**** Items ****
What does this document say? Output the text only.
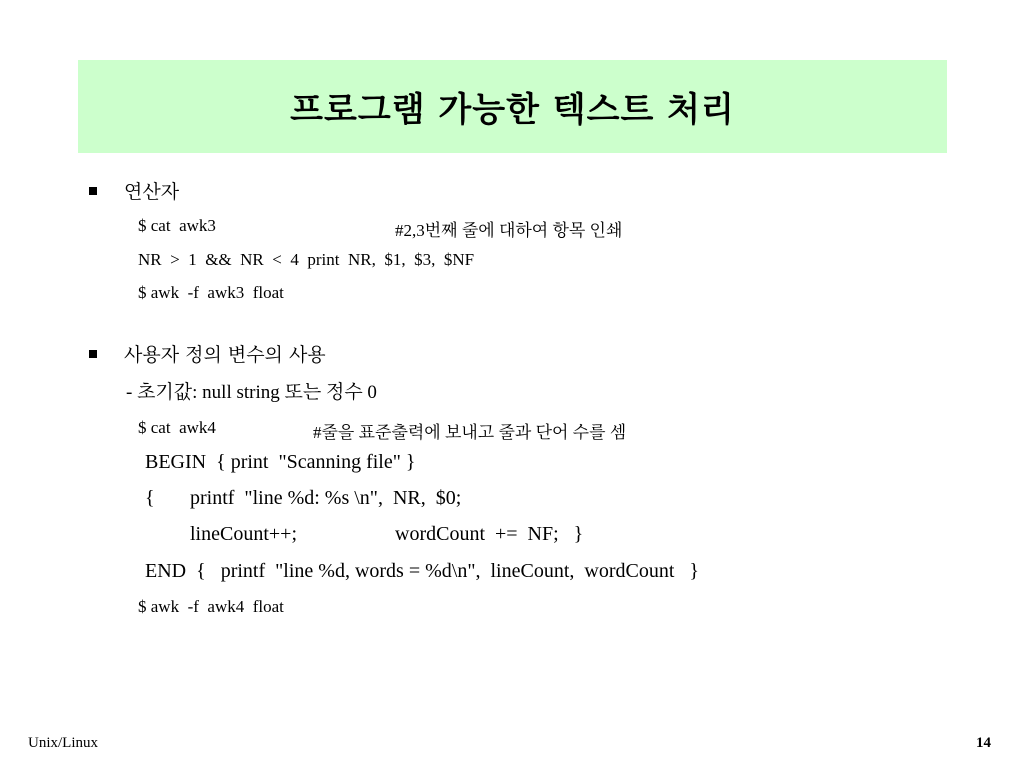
프로그램 가능한 텍스트 처리
연산자
$ cat  awk3	#2,3번째 줄에 대하여 항목 인쇄
NR  >  1  &&  NR  <  4  print  NR,  $1,  $3,  $NF
$ awk  -f  awk3  float
사용자 정의 변수의 사용
- 초기값: null string 또는 정수 0
$ cat  awk4	#줄을 표준출력에 보내고 줄과 단어 수를 셈
BEGIN  { print  "Scanning file" }
{ printf  "line %d: %s \n",  NR,  $0;
lineCount++;	wordCount  +=  NF;   }
END  {   printf  "line %d, words = %d\n",  lineCount,  wordCount   }
$ awk  -f  awk4  float
Unix/Linux	14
****
| Problem to work on |
Leave out every picture and copy the rest of the records exactly.

| Worked solution |
What does this document say? Output the text only.
프로그램 가능한 텍스트 처리
연산자
$ cat  awk3	#2,3번째 줄에 대하여 항목 인쇄
NR  >  1  &&  NR  <  4  print  NR,  $1,  $3,  $NF
$ awk  -f  awk3  float
사용자 정의 변수의 사용
- 초기값: null string 또는 정수 0
$ cat  awk4	#줄을 표준출력에 보내고 줄과 단어 수를 셈
BEGIN  { print  "Scanning file" }
{ printf  "line %d: %s \n",  NR,  $0;
lineCount++;	wordCount  +=  NF;   }
END  {   printf  "line %d, words = %d\n",  lineCount,  wordCount   }
$ awk  -f  awk4  float
Unix/Linux	14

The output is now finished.